Copy, from the entries below, each line where the word "label" can be found.

RECORDS SUPPLIED.
____________

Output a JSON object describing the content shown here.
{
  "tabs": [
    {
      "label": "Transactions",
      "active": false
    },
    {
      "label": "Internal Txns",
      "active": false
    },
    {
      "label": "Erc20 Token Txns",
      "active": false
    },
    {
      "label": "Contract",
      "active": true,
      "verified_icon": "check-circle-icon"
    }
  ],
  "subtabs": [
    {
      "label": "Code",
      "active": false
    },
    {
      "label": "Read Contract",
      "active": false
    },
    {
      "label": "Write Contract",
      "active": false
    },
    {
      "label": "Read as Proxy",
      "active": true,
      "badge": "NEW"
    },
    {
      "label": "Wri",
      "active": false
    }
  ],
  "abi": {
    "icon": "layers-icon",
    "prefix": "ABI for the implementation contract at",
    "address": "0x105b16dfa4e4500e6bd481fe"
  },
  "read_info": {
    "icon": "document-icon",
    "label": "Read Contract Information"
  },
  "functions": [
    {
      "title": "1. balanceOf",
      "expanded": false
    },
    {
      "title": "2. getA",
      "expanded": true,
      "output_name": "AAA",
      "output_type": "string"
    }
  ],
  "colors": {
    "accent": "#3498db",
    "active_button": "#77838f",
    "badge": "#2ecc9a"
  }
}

____________

FULL ANSWER.
      "label": "Transactions",
      "label": "Internal Txns",
      "label": "Erc20 Token Txns",
      "label": "Contract",
      "label": "Code",
      "label": "Read Contract",
      "label": "Write Contract",
      "label": "Read as Proxy",
      "label": "Wri",
    "label": "Read Contract Information"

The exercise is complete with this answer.